CHECK YOUR UNDERSTANDING —
1: Rewrite the paragraph beginning "When analyzing the overall data" from the passage on biological soil crusts as a short bulleted list, keeping its main findings and cited support.
2: Answer from the passage on biological soil crusts, one line each:
(a) In Figure 5, what do the letters C and NC denote?
(b) Which axes does Graph B of Figure 5 analyze?
(c) Which variable was the only one to show a significant individual result?
3: Write the next paragraph of the passage on biological soil crusts, following on from its last sentence.

EXCERPTED PASSAGE —
BEGIN

Figure 5: Principal Component Analysis (PCA). The letters C and NC denote soil samples with and without crust, respectively. The numbers preceding C and NC refer to the sampling points. Graph A displays the analysis of Axes 1 and 2, while Graph B shows the analysis of Axes 1 and 3.
When analyzing the overall data for physicochemical variables (Figures 2D to 2H), enzymatic activities (Figures 3D to 3F), and microorganisms (Figures 4D to 4F) in relation to soil quality in Crust and Non-Crust samples it was observed that, although only the nitrogen-fixing bacteria showed a significant individual result (Figure 4A) and an average increase (Figure 4D) in Crust soils, there was a general trend indicating an increase in total nitrogen, organic carbon, urease, and β-glucosidase in Crust soils compared to Non-Crust soils. This suggests that biological soil crusts (BSCs) contribute properties that enhance soil fertility, conservation, and restoration, as discussed in review articles by García (2019) and Castillo-Monroy et al. (2011). These studies highlight that BSC significantly contributes to nitrogen fixation in arid and semi-arid ecosystems, similar to the conditions of the present study, and that BSCs in hot deserts (>25°C) tend to be more efficient than those in cold climates. Recent studies by Gorji et al. (2021) corroborate the findings of this study, reinforcing the importance of BSC in arid ecosystems for soil fertility.

END

DATA EXTRACT —
BEGIN

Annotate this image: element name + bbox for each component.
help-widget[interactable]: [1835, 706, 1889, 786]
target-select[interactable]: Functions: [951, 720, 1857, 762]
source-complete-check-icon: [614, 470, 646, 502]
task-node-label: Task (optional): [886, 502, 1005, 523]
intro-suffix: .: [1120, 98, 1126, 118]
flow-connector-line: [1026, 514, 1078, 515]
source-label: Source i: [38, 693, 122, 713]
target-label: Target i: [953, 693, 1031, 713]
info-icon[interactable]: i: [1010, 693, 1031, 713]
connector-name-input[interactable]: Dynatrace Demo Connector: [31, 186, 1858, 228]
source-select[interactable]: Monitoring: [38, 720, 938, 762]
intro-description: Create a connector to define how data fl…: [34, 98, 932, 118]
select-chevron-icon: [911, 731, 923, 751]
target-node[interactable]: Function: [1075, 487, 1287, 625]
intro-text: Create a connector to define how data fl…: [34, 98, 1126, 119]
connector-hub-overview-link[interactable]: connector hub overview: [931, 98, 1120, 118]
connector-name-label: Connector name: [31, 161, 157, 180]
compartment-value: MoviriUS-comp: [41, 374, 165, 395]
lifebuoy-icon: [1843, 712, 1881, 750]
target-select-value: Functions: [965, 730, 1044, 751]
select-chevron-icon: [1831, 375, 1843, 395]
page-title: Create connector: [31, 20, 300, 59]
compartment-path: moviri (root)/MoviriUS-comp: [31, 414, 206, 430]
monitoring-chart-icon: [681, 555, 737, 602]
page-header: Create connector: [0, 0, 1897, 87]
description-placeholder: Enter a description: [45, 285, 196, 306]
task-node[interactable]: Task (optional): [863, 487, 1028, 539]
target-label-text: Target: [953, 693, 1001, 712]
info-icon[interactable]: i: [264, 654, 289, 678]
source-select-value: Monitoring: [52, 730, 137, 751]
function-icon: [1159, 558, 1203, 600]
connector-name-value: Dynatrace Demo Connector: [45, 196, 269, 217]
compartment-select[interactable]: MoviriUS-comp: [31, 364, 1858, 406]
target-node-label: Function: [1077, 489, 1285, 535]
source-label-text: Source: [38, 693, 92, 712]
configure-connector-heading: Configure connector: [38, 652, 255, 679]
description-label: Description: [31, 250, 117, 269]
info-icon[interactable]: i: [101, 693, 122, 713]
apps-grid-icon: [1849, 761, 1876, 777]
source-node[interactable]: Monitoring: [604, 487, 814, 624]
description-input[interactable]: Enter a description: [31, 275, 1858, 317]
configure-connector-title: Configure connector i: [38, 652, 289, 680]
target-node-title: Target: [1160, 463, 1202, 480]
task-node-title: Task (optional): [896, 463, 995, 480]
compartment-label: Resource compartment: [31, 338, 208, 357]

END

EXERCISE RESPONSES —
1:
- Physicochemical variables, enzymatic activities and microorganisms were compared between Crust and Non-Crust soils.
- Only nitrogen-fixing bacteria showed a significant individual result and an average increase in Crust soils.
- Total nitrogen, organic carbon, urease and β-glucosidase tended to be higher in Crust soils than in Non-Crust soils.
- This suggests that biological soil crusts (BSCs) enhance soil fertility, conservation and restoration. Reviews by García (2019) and Castillo-Monroy et al. (2011) support this.
- Those reviews report that BSCs contribute significantly to nitrogen fixation in arid and semi-arid ecosystems. They also report that BSCs in hot deserts (>25°C) tend to be more efficient than those in cold climates.
- Gorji et al. (2021) corroborate these findings on the role of BSCs in soil fertility in arid ecosystems.

2:
(a) Soil samples with crust (C) and without crust (NC).
(b) Axes 1 and 3.
(c) Nitrogen-fixing bacteria.

3:
CONCLUSION
The results indicate that soils with biological soil crusts (BSC) exhibit significant ecological benefits. Moisture levels were significantly higher in BSC soils at five out of nine sampling points, suggesting enhanced water retention. In terms of pH, four samples showed significant differences, with three indicating lower values in soils with BSC. Total nitrogen tended to be higher in soils with BSC, as three out of four significant differences pointed to increased nitrogen content, accompanied by a notably greater abundance of nitrogen-fixing bacteria compared to soils without crust. Although organic carbon content displayed an upward trend in five of the nine sampling points, these differences were not statistically significant. Additionally, enzymatic activities-specifically urease and β-glucosidase-were elevated in BSC soils, further suggesting a positive impact on soil quality.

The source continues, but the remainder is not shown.